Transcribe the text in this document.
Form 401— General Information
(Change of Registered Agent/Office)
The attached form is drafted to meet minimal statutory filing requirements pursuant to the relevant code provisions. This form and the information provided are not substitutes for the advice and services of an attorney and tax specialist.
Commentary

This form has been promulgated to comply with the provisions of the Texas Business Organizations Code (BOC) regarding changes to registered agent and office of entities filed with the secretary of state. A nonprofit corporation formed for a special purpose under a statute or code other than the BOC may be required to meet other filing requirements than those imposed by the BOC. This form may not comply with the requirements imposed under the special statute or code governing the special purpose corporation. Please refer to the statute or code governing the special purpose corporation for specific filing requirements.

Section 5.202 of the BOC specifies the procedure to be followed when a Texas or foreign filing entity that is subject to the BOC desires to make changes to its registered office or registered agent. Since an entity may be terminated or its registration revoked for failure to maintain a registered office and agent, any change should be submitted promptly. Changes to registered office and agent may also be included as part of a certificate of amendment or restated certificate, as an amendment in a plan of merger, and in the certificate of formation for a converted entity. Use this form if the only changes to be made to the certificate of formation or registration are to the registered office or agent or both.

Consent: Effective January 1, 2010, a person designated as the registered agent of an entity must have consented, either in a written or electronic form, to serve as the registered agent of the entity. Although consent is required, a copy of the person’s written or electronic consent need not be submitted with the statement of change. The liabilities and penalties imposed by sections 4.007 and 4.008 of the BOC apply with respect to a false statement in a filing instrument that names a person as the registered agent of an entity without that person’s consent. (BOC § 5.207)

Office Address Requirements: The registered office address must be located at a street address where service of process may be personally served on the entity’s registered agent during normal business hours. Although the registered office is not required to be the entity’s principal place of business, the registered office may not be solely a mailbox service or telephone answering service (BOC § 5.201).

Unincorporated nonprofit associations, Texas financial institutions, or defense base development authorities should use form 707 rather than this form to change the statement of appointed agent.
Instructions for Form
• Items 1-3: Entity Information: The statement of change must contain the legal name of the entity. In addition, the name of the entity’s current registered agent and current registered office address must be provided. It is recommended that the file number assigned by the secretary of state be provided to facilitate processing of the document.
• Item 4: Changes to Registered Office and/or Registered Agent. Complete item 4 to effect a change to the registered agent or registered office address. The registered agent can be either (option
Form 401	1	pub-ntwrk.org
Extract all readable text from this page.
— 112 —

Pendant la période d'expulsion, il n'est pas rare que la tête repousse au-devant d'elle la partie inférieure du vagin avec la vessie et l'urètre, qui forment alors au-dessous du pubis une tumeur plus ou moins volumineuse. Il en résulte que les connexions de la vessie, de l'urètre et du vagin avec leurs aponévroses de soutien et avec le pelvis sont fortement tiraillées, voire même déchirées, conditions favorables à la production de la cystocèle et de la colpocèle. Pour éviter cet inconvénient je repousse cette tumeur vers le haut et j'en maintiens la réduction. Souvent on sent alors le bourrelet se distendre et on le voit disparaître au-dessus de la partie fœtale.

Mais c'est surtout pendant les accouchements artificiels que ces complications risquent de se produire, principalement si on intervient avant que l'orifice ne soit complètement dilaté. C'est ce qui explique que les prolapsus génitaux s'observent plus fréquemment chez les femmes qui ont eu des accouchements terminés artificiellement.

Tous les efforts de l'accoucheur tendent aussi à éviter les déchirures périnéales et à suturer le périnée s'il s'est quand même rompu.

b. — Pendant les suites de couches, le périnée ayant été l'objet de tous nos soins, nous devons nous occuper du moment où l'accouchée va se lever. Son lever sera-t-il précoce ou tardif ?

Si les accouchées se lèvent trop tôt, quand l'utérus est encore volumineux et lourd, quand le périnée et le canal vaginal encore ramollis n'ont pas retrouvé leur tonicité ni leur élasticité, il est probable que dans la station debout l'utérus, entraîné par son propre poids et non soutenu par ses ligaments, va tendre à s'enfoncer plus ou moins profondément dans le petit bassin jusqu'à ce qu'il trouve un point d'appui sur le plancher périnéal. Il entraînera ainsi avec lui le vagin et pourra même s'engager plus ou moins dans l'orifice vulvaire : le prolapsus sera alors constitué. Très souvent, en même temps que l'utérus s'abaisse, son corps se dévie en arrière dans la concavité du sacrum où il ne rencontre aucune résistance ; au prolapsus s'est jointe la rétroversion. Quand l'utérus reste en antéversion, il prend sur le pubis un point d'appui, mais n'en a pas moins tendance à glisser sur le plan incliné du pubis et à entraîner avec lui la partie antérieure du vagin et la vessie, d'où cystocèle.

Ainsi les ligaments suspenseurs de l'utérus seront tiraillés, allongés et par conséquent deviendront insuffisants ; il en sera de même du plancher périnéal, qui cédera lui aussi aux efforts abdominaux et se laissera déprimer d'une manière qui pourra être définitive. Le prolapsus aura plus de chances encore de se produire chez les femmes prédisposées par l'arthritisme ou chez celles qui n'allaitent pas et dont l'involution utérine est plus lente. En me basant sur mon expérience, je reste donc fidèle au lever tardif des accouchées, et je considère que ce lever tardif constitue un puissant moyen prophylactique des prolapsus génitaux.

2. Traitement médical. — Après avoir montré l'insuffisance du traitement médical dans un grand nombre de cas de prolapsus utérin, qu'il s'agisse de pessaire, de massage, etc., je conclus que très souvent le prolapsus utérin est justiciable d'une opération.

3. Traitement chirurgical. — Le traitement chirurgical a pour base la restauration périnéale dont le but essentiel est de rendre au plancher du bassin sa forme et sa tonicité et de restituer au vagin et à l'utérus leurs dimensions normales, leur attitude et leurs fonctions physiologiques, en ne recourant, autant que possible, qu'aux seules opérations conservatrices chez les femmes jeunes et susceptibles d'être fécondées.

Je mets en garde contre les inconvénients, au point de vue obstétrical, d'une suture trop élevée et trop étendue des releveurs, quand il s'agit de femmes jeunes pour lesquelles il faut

◇ ◇ ◇ ◇

◆ GIVEN EXERCISE
Return the listing above in full, character for character.

◆ SOLUTION TO THIS PROBLEM
Transcribe the text in this document.
Form 401— General Information
(Change of Registered Agent/Office)
The attached form is drafted to meet minimal statutory filing requirements pursuant to the relevant code provisions. This form and the information provided are not substitutes for the advice and services of an attorney and tax specialist.
Commentary

This form has been promulgated to comply with the provisions of the Texas Business Organizations Code (BOC) regarding changes to registered agent and office of entities filed with the secretary of state. A nonprofit corporation formed for a special purpose under a statute or code other than the BOC may be required to meet other filing requirements than those imposed by the BOC. This form may not comply with the requirements imposed under the special statute or code governing the special purpose corporation. Please refer to the statute or code governing the special purpose corporation for specific filing requirements.

Section 5.202 of the BOC specifies the procedure to be followed when a Texas or foreign filing entity that is subject to the BOC desires to make changes to its registered office or registered agent. Since an entity may be terminated or its registration revoked for failure to maintain a registered office and agent, any change should be submitted promptly. Changes to registered office and agent may also be included as part of a certificate of amendment or restated certificate, as an amendment in a plan of merger, and in the certificate of formation for a converted entity. Use this form if the only changes to be made to the certificate of formation or registration are to the registered office or agent or both.

Consent: Effective January 1, 2010, a person designated as the registered agent of an entity must have consented, either in a written or electronic form, to serve as the registered agent of the entity. Although consent is required, a copy of the person’s written or electronic consent need not be submitted with the statement of change. The liabilities and penalties imposed by sections 4.007 and 4.008 of the BOC apply with respect to a false statement in a filing instrument that names a person as the registered agent of an entity without that person’s consent. (BOC § 5.207)

Office Address Requirements: The registered office address must be located at a street address where service of process may be personally served on the entity’s registered agent during normal business hours. Although the registered office is not required to be the entity’s principal place of business, the registered office may not be solely a mailbox service or telephone answering service (BOC § 5.201).

Unincorporated nonprofit associations, Texas financial institutions, or defense base development authorities should use form 707 rather than this form to change the statement of appointed agent.
Instructions for Form
• Items 1-3: Entity Information: The statement of change must contain the legal name of the entity. In addition, the name of the entity’s current registered agent and current registered office address must be provided. It is recommended that the file number assigned by the secretary of state be provided to facilitate processing of the document.
• Item 4: Changes to Registered Office and/or Registered Agent. Complete item 4 to effect a change to the registered agent or registered office address. The registered agent can be either (option
Form 401	1	pub-ntwrk.org
Extract all readable text from this page.
— 112 —

Pendant la période d'expulsion, il n'est pas rare que la tête repousse au-devant d'elle la partie inférieure du vagin avec la vessie et l'urètre, qui forment alors au-dessous du pubis une tumeur plus ou moins volumineuse. Il en résulte que les connexions de la vessie, de l'urètre et du vagin avec leurs aponévroses de soutien et avec le pelvis sont fortement tiraillées, voire même déchirées, conditions favorables à la production de la cystocèle et de la colpocèle. Pour éviter cet inconvénient je repousse cette tumeur vers le haut et j'en maintiens la réduction. Souvent on sent alors le bourrelet se distendre et on le voit disparaître au-dessus de la partie fœtale.

Mais c'est surtout pendant les accouchements artificiels que ces complications risquent de se produire, principalement si on intervient avant que l'orifice ne soit complètement dilaté. C'est ce qui explique que les prolapsus génitaux s'observent plus fréquemment chez les femmes qui ont eu des accouchements terminés artificiellement.

Tous les efforts de l'accoucheur tendent aussi à éviter les déchirures périnéales et à suturer le périnée s'il s'est quand même rompu.

b. — Pendant les suites de couches, le périnée ayant été l'objet de tous nos soins, nous devons nous occuper du moment où l'accouchée va se lever. Son lever sera-t-il précoce ou tardif ?

Si les accouchées se lèvent trop tôt, quand l'utérus est encore volumineux et lourd, quand le périnée et le canal vaginal encore ramollis n'ont pas retrouvé leur tonicité ni leur élasticité, il est probable que dans la station debout l'utérus, entraîné par son propre poids et non soutenu par ses ligaments, va tendre à s'enfoncer plus ou moins profondément dans le petit bassin jusqu'à ce qu'il trouve un point d'appui sur le plancher périnéal. Il entraînera ainsi avec lui le vagin et pourra même s'engager plus ou moins dans l'orifice vulvaire : le prolapsus sera alors constitué. Très souvent, en même temps que l'utérus s'abaisse, son corps se dévie en arrière dans la concavité du sacrum où il ne rencontre aucune résistance ; au prolapsus s'est jointe la rétroversion. Quand l'utérus reste en antéversion, il prend sur le pubis un point d'appui, mais n'en a pas moins tendance à glisser sur le plan incliné du pubis et à entraîner avec lui la partie antérieure du vagin et la vessie, d'où cystocèle.

Ainsi les ligaments suspenseurs de l'utérus seront tiraillés, allongés et par conséquent deviendront insuffisants ; il en sera de même du plancher périnéal, qui cédera lui aussi aux efforts abdominaux et se laissera déprimer d'une manière qui pourra être définitive. Le prolapsus aura plus de chances encore de se produire chez les femmes prédisposées par l'arthritisme ou chez celles qui n'allaitent pas et dont l'involution utérine est plus lente. En me basant sur mon expérience, je reste donc fidèle au lever tardif des accouchées, et je considère que ce lever tardif constitue un puissant moyen prophylactique des prolapsus génitaux.

2. Traitement médical. — Après avoir montré l'insuffisance du traitement médical dans un grand nombre de cas de prolapsus utérin, qu'il s'agisse de pessaire, de massage, etc., je conclus que très souvent le prolapsus utérin est justiciable d'une opération.

3. Traitement chirurgical. — Le traitement chirurgical a pour base la restauration périnéale dont le but essentiel est de rendre au plancher du bassin sa forme et sa tonicité et de restituer au vagin et à l'utérus leurs dimensions normales, leur attitude et leurs fonctions physiologiques, en ne recourant, autant que possible, qu'aux seules opérations conservatrices chez les femmes jeunes et susceptibles d'être fécondées.

Je mets en garde contre les inconvénients, au point de vue obstétrical, d'une suture trop élevée et trop étendue des releveurs, quand il s'agit de femmes jeunes pour lesquelles il faut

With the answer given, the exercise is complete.